§ **Your goal**:
Repeat all of the data precisely.

━━ Material supplied

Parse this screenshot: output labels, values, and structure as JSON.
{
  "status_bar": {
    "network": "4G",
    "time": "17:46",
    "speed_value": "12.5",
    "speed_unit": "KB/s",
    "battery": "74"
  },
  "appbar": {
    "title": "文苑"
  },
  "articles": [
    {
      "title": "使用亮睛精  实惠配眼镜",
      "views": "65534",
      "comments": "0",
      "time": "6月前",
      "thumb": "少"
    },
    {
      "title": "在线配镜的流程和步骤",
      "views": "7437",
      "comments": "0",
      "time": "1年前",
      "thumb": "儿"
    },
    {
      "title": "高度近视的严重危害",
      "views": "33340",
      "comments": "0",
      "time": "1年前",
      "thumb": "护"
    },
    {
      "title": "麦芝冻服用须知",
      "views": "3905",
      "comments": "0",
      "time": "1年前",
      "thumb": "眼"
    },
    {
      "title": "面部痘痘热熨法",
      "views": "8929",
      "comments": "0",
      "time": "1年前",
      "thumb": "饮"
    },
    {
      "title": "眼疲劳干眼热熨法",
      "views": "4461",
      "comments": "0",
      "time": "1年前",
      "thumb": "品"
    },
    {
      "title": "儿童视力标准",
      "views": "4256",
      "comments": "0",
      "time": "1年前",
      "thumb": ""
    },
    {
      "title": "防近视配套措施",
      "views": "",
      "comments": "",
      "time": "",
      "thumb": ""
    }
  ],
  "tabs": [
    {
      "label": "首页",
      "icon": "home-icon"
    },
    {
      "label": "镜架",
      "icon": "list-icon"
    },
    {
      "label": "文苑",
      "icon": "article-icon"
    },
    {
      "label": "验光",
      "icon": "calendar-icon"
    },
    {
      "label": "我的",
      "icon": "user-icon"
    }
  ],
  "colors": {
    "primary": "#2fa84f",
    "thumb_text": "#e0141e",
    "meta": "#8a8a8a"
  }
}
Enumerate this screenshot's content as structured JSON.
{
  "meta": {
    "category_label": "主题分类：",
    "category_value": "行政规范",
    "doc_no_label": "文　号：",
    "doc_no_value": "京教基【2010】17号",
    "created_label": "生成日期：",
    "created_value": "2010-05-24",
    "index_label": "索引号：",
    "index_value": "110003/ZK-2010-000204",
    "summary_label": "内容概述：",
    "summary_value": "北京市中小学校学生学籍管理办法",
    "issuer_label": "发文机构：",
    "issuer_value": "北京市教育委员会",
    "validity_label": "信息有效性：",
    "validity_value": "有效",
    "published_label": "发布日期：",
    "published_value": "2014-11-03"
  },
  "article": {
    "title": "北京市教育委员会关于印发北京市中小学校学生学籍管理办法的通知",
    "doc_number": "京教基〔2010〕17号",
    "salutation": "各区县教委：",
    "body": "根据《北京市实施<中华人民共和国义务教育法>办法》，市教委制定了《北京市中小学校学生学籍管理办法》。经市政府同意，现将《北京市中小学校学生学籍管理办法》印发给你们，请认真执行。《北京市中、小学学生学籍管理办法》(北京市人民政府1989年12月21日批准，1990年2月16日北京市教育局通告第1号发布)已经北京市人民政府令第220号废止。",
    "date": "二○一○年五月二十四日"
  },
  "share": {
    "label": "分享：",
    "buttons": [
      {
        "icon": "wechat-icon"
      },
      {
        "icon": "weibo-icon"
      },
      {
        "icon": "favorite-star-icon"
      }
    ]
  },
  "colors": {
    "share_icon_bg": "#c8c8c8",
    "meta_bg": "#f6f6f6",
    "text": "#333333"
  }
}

━━━━

§ **Solution to this task**:
Parse this screenshot: output labels, values, and structure as JSON.
{
  "status_bar": {
    "network": "4G",
    "time": "17:46",
    "speed_value": "12.5",
    "speed_unit": "KB/s",
    "battery": "74"
  },
  "appbar": {
    "title": "文苑"
  },
  "articles": [
    {
      "title": "使用亮睛精  实惠配眼镜",
      "views": "65534",
      "comments": "0",
      "time": "6月前",
      "thumb": "少"
    },
    {
      "title": "在线配镜的流程和步骤",
      "views": "7437",
      "comments": "0",
      "time": "1年前",
      "thumb": "儿"
    },
    {
      "title": "高度近视的严重危害",
      "views": "33340",
      "comments": "0",
      "time": "1年前",
      "thumb": "护"
    },
    {
      "title": "麦芝冻服用须知",
      "views": "3905",
      "comments": "0",
      "time": "1年前",
      "thumb": "眼"
    },
    {
      "title": "面部痘痘热熨法",
      "views": "8929",
      "comments": "0",
      "time": "1年前",
      "thumb": "饮"
    },
    {
      "title": "眼疲劳干眼热熨法",
      "views": "4461",
      "comments": "0",
      "time": "1年前",
      "thumb": "品"
    },
    {
      "title": "儿童视力标准",
      "views": "4256",
      "comments": "0",
      "time": "1年前",
      "thumb": ""
    },
    {
      "title": "防近视配套措施",
      "views": "",
      "comments": "",
      "time": "",
      "thumb": ""
    }
  ],
  "tabs": [
    {
      "label": "首页",
      "icon": "home-icon"
    },
    {
      "label": "镜架",
      "icon": "list-icon"
    },
    {
      "label": "文苑",
      "icon": "article-icon"
    },
    {
      "label": "验光",
      "icon": "calendar-icon"
    },
    {
      "label": "我的",
      "icon": "user-icon"
    }
  ],
  "colors": {
    "primary": "#2fa84f",
    "thumb_text": "#e0141e",
    "meta": "#8a8a8a"
  }
}
Enumerate this screenshot's content as structured JSON.
{
  "meta": {
    "category_label": "主题分类：",
    "category_value": "行政规范",
    "doc_no_label": "文　号：",
    "doc_no_value": "京教基【2010】17号",
    "created_label": "生成日期：",
    "created_value": "2010-05-24",
    "index_label": "索引号：",
    "index_value": "110003/ZK-2010-000204",
    "summary_label": "内容概述：",
    "summary_value": "北京市中小学校学生学籍管理办法",
    "issuer_label": "发文机构：",
    "issuer_value": "北京市教育委员会",
    "validity_label": "信息有效性：",
    "validity_value": "有效",
    "published_label": "发布日期：",
    "published_value": "2014-11-03"
  },
  "article": {
    "title": "北京市教育委员会关于印发北京市中小学校学生学籍管理办法的通知",
    "doc_number": "京教基〔2010〕17号",
    "salutation": "各区县教委：",
    "body": "根据《北京市实施<中华人民共和国义务教育法>办法》，市教委制定了《北京市中小学校学生学籍管理办法》。经市政府同意，现将《北京市中小学校学生学籍管理办法》印发给你们，请认真执行。《北京市中、小学学生学籍管理办法》(北京市人民政府1989年12月21日批准，1990年2月16日北京市教育局通告第1号发布)已经北京市人民政府令第220号废止。",
    "date": "二○一○年五月二十四日"
  },
  "share": {
    "label": "分享：",
    "buttons": [
      {
        "icon": "wechat-icon"
      },
      {
        "icon": "weibo-icon"
      },
      {
        "icon": "favorite-star-icon"
      }
    ]
  },
  "colors": {
    "share_icon_bg": "#c8c8c8",
    "meta_bg": "#f6f6f6",
    "text": "#333333"
  }
}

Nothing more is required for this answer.